- [Provided data]:
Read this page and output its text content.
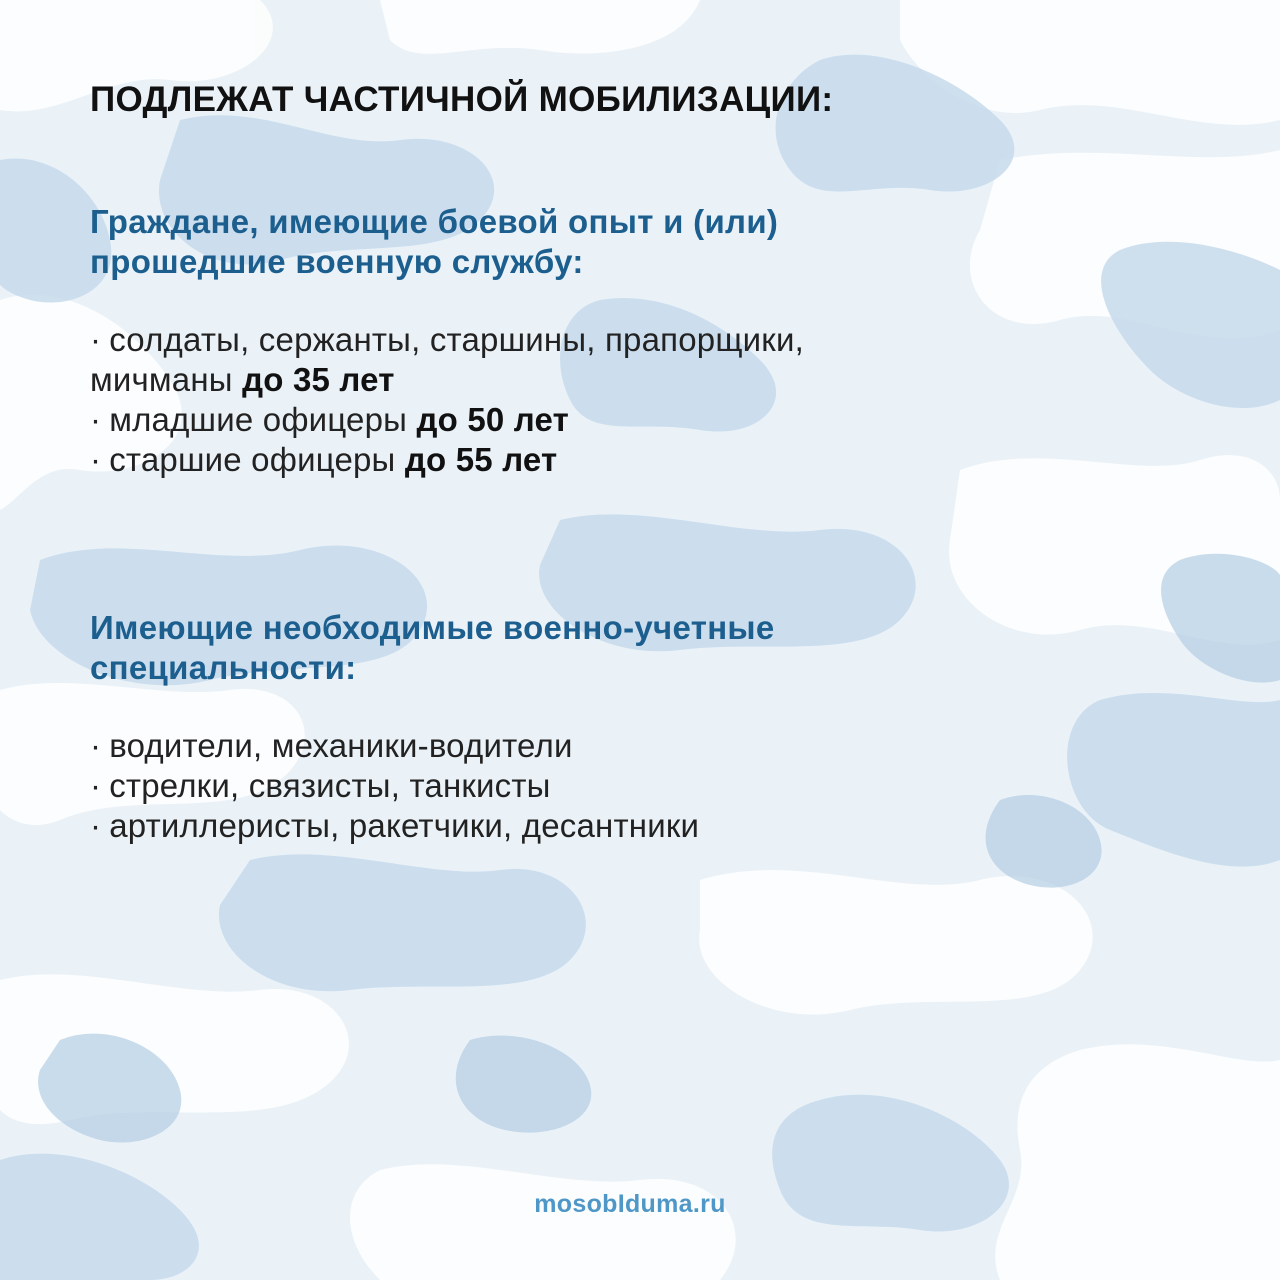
ПОДЛЕЖАТ ЧАСТИЧНОЙ МОБИЛИЗАЦИИ:
Граждане, имеющие боевой опыт и (или)
прошедшие военную службу:
· солдаты, сержанты, старшины, прапорщики,
мичманы до 35 лет
· младшие офицеры до 50 лет
· старшие офицеры до 55 лет
Имеющие необходимые военно-учетные
специальности:
· водители, механики-водители
· стрелки, связисты, танкисты
· артиллеристы, ракетчики, десантники
mosobIduma.ru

- [Stated goal]: Look through the entries and find each line that has the string "офицеры". Copy those lines.

- [Final result]:
· младшие офицеры до 50 лет
· старшие офицеры до 55 лет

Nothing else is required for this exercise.